Skip to content

Convert image-only PDFs to searchable PDFs with OCR - Next.js 16 + Tesseract.js

Notifications You must be signed in to change notification settings

ajjucoder/pdf-ocr-engine

Repository files navigation

PDF OCR Engine

Convert image-only PDFs (scanned documents) to searchable PDFs with selectable text using OCR.

Features

  • Local Processing - All OCR happens server-side with Tesseract.js (no external APIs needed)
  • Preserves Layout - Original images retained, invisible text layer added on top
  • High Accuracy - Word-level bounding boxes ensure precise text positioning
  • Modern Stack - Next.js 16, React 19, TypeScript, Tailwind CSS, shadcn/ui
  • Modular Design - Core OCR engine can be used independently of the web app

How It Works

┌─────────────────┐     ┌─────────────────┐     ┌─────────────────┐
│  1. UPLOAD      │     │  2. OCR         │     │  3. DOWNLOAD    │
│  Scanned PDF    │ ──► │  Extract text   │ ──► │  Searchable PDF │
│  (images only)  │     │  + positions    │     │  (text layer)   │
└─────────────────┘     └─────────────────┘     └─────────────────┘

Technical Flow

  1. PDF to Images - Each page rendered as PNG at 1.5x scale using pdf-to-img
  2. OCR Processing - Tesseract.js extracts text with word-level bounding boxes
  3. Coordinate Mapping - Image coordinates transformed to PDF coordinate system
  4. Text Layer - Invisible text placed exactly over visible content using pdf-lib
  5. Output - Original PDF preserved with searchable text layer embedded

Getting Started

Prerequisites

  • Node.js 20+ (required for Next.js 16)
  • npm or pnpm

Installation

# Clone the repo
git clone https://github.com/ajjucoder/pdf-ocr-engine.git
cd pdf-ocr-engine

# Install dependencies
npm install

# Run dev server
npm run dev

Open http://localhost:3000 to use the app.

Available Scripts

npm run dev          # Start development server
npm run build        # Build for production
npm run start        # Start production server
npm run lint         # Run ESLint
npm test             # Run Vitest tests
npm run test:watch   # Run tests in watch mode

Project Structure

pdf-ocr-engine/
├── src/
│   ├── app/
│   │   ├── api/convert/route.ts    # POST /api/convert endpoint
│   │   ├── layout.tsx              # Root layout
│   │   └── page.tsx                # Landing page
│   ├── components/
│   │   ├── ui/                     # shadcn/ui components
│   │   └── pdf-uploader.tsx        # Main upload component
│   └── lib/
│       └── ocr/                    # Core OCR engine
│           ├── index.ts            # Main orchestration
│           ├── types.ts            # TypeScript interfaces
│           ├── ocr.ts              # Tesseract.js integration
│           ├── builder.ts          # PDF construction
│           └── extractor.ts        # PDF metadata extraction
├── BUGFIXES.md                     # Detailed bug fix history
└── package.json

API Documentation

POST /api/convert

Convert an image-only PDF to a searchable PDF with OCR-extracted text layer.

** TASK REQUIREMENTS **
**A)** In the PDF OCR engine README, at what scale is each page rendered as a PNG?
**B)** Continue the PDF OCR engine README from where it stops.
The entries are not needed for either task.

** ITEMS **
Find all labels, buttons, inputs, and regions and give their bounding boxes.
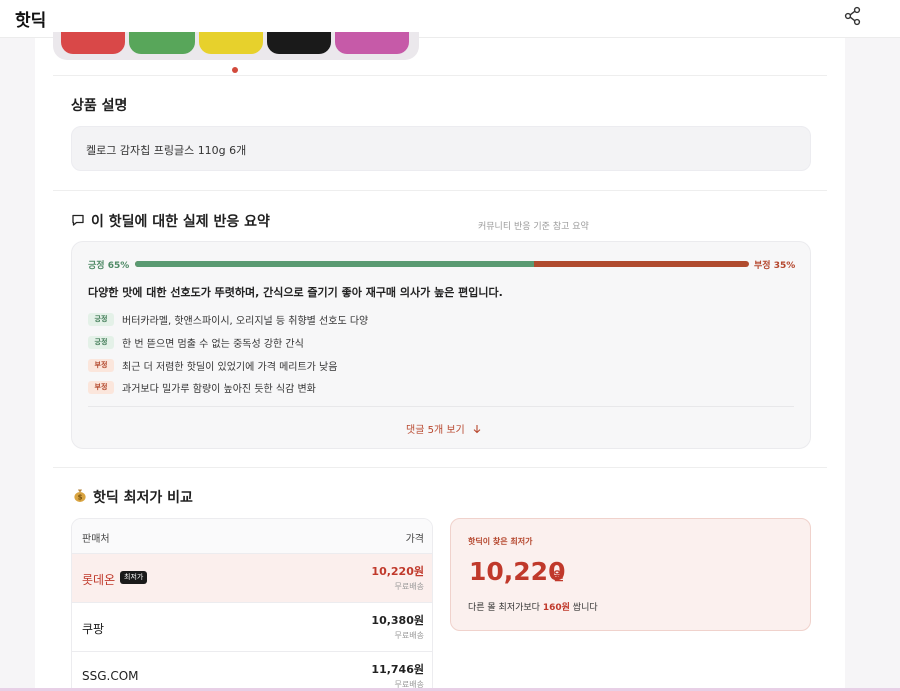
summary-headline: 다양한 맛에 대한 선호도가 뚜렷하며, 간식으로 즐기기 좋아 재구매 의사가… <box>88 286 503 299</box>
product-image-chip <box>199 32 263 54</box>
table-row[interactable]: 쿠팡 10,380원 무료배송 <box>72 603 432 652</box>
app-title[interactable]: 핫딕 <box>15 6 46 31</box>
table-row[interactable]: 롯데온 최저가 10,220원 무료배송 <box>72 554 432 603</box>
product-image-chip <box>267 32 331 54</box>
money-bag-icon: $ <box>72 487 88 503</box>
price-comparison-text: 다른 몰 최저가보다 160원 쌉니다 <box>468 600 598 613</box>
seller-name: 쿠팡 <box>82 622 105 636</box>
shipping-info: 무료배송 <box>394 582 424 591</box>
comment-icon <box>71 212 85 226</box>
table-row[interactable]: SSG.COM 11,746원 무료배송 <box>72 652 432 691</box>
content-sheet: 상품 설명 켈로그 감자칩 프링글스 110g 6개 이 핫딜에 대한 실제 반… <box>35 32 845 691</box>
seller-column-header: 판매처 <box>82 534 110 545</box>
lowest-price-title: 핫딕이 찾은 최저가 <box>468 537 533 546</box>
positive-tag: 긍정 <box>88 336 114 349</box>
summary-point-text: 과거보다 밀가루 함량이 높아진 듯한 식감 변화 <box>122 384 316 395</box>
price-table: 판매처 가격 롯데온 최저가 10,220원 무료배송 쿠팡 10,380원 무… <box>71 518 433 691</box>
savings-amount: 160원 <box>542 603 570 613</box>
comparison-prefix: 다른 몰 최저가보다 <box>468 603 540 613</box>
seller-price: 10,380원 <box>371 614 424 627</box>
seller-price: 10,220원 <box>371 565 424 578</box>
carousel-active-dot[interactable] <box>232 67 238 73</box>
summary-box: 긍정 65% 부정 35% 다양한 맛에 대한 선호도가 뚜렷하며, 간식으로 … <box>71 241 811 449</box>
product-image-chip <box>129 32 195 54</box>
positive-label: 긍정 65% <box>88 261 130 271</box>
price-heading: 핫딕 최저가 비교 <box>93 490 193 506</box>
summary-heading: 이 핫딜에 대한 실제 반응 요약 <box>91 214 270 230</box>
lowest-price-card: 핫딕이 찾은 최저가 10,220 원 다른 몰 최저가보다 160원 쌉니다 <box>450 518 811 631</box>
arrow-down-icon <box>472 424 482 434</box>
divider <box>88 406 794 407</box>
divider <box>53 190 827 191</box>
description-text: 켈로그 감자칩 프링글스 110g 6개 <box>86 144 247 157</box>
seller-name: 롯데온 <box>82 573 116 587</box>
view-comments-button[interactable]: 댓글 5개 보기 <box>406 421 482 436</box>
positive-tag: 긍정 <box>88 313 114 326</box>
share-icon[interactable] <box>842 5 864 27</box>
lowest-price-unit: 원 <box>553 569 565 583</box>
seller-name: SSG.COM <box>82 669 139 683</box>
lowest-price-badge: 최저가 <box>120 571 148 584</box>
positive-bar-fill <box>135 261 535 267</box>
description-heading: 상품 설명 <box>71 98 128 114</box>
summary-point-text: 버터카라멜, 핫앤스파이시, 오리지널 등 취향별 선호도 다양 <box>122 316 369 327</box>
seller-price: 11,746원 <box>371 663 424 676</box>
negative-tag: 부정 <box>88 359 114 372</box>
lowest-price-value: 10,220 <box>469 557 566 586</box>
negative-tag: 부정 <box>88 381 114 394</box>
price-column-header: 가격 <box>405 534 424 545</box>
product-image-chip <box>335 32 409 54</box>
divider <box>53 467 827 468</box>
summary-note: 커뮤니티 반응 기준 참고 요약 <box>478 222 589 232</box>
sentiment-bar <box>135 261 749 267</box>
description-box: 켈로그 감자칩 프링글스 110g 6개 <box>71 126 811 171</box>
product-image-carousel[interactable] <box>53 32 419 60</box>
comparison-suffix: 쌉니다 <box>572 603 598 613</box>
view-comments-label: 댓글 5개 보기 <box>406 425 465 436</box>
summary-point-text: 최근 더 저렴한 핫딜이 있었기에 가격 메리트가 낮음 <box>122 362 338 373</box>
shipping-info: 무료배송 <box>394 631 424 640</box>
negative-label: 부정 35% <box>754 261 796 271</box>
product-image-chip <box>61 32 125 54</box>
svg-text:$: $ <box>78 494 83 502</box>
price-table-header: 판매처 가격 <box>72 519 432 554</box>
summary-point-text: 한 번 뜯으면 멈출 수 없는 중독성 강한 간식 <box>122 339 304 350</box>
divider <box>53 75 827 76</box>
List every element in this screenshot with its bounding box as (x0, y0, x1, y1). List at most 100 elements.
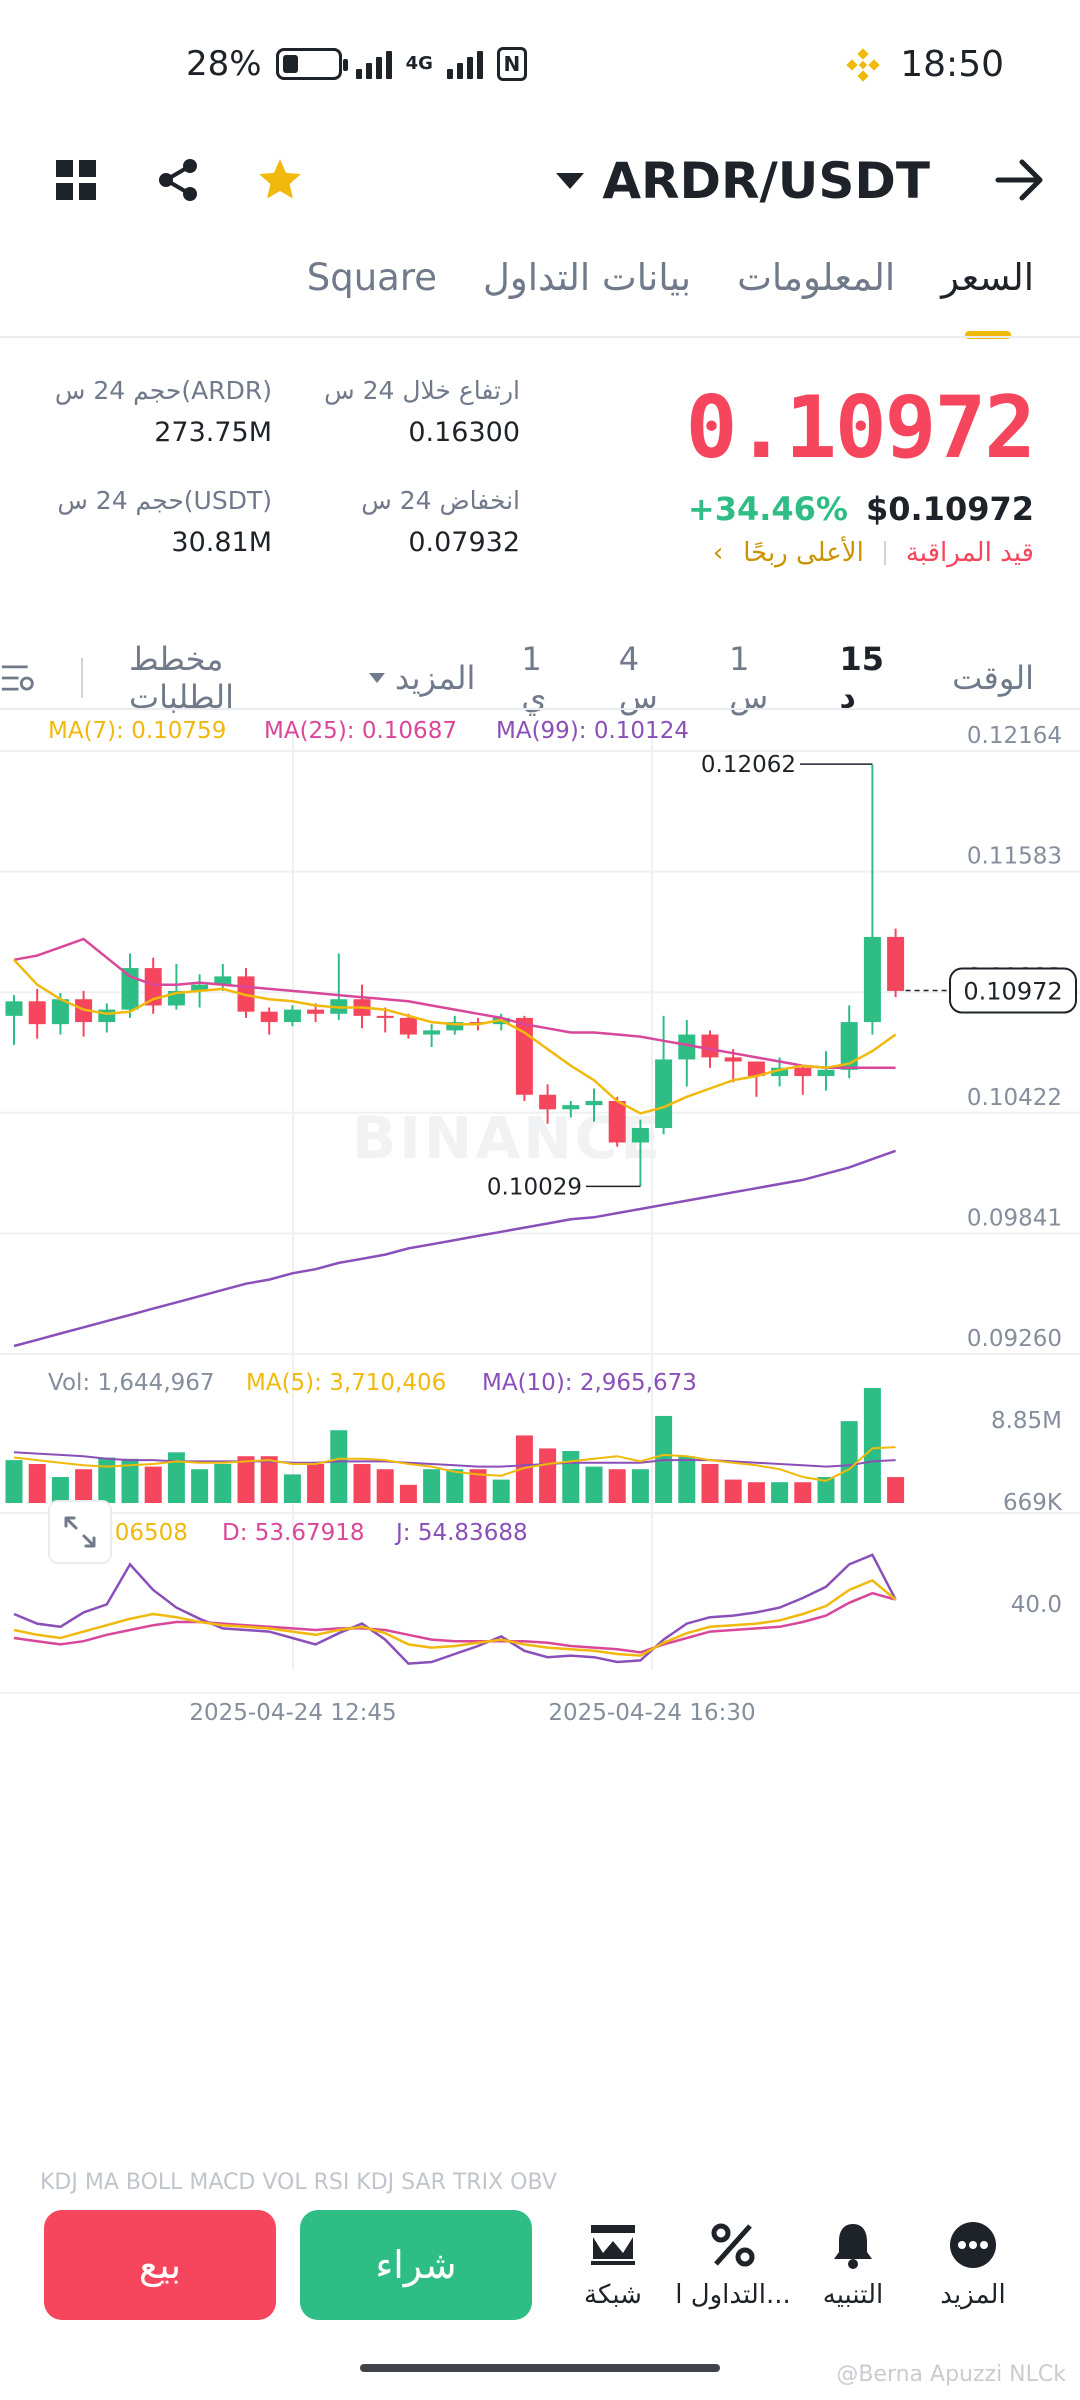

** RESULTS **
**A)** 1.5x

**B)**
Request:

Content-Type: multipart/form-data

Parameters:
  pdf      (File, required)   - The PDF file to process
  language (string, optional) - OCR language code (default: "eng")

Response (Success - 200):

Content-Type: application/pdf
Content-Disposition: attachment; filename="searchable-{original-name}.pdf"

Body: Binary PDF data

Response (Error - 400/500):

{ "error": "Error message" }

Example:

const formData = new FormData()
formData.append("pdf", pdfFile)
formData.append("language", "eng")

const response = await fetch("/api/convert", {
  method: "POST",
  body: formData,
})

if (response.ok) {
  const blob = await response.blob()
  // Download the searchable PDF
}

Using the OCR Engine Programmatically

The OCR engine is modular and can be used independently:

import { convertPdfToSearchable } from "@/lib/ocr"

const pdfBuffer = Buffer.from(await file.arrayBuffer())
const imageBuffers = [/* PNG buffers from pdf-to-img */]

const result = await convertPdfToSearchable(
  pdfBuffer,
  imageBuffers,
  {
    language: "eng",
    preserveImages: true,
  },
  (progress) => {
    console.log(`${progress.stage}: ${progress.percentage}%`)
  }
)

if (result.success) {
  const searchablePdf = result.outputBuffer
  // Save or return the PDF
}

Tech Stack

Category Technology
Framework Next.js 16 with App Router
UI React 19, shadcn/ui, Tailwind CSS 4
OCR Tesseract.js 7
PDF Processing pdf-lib, pdf-to-img, Sharp
Language TypeScript 5 (strict mode)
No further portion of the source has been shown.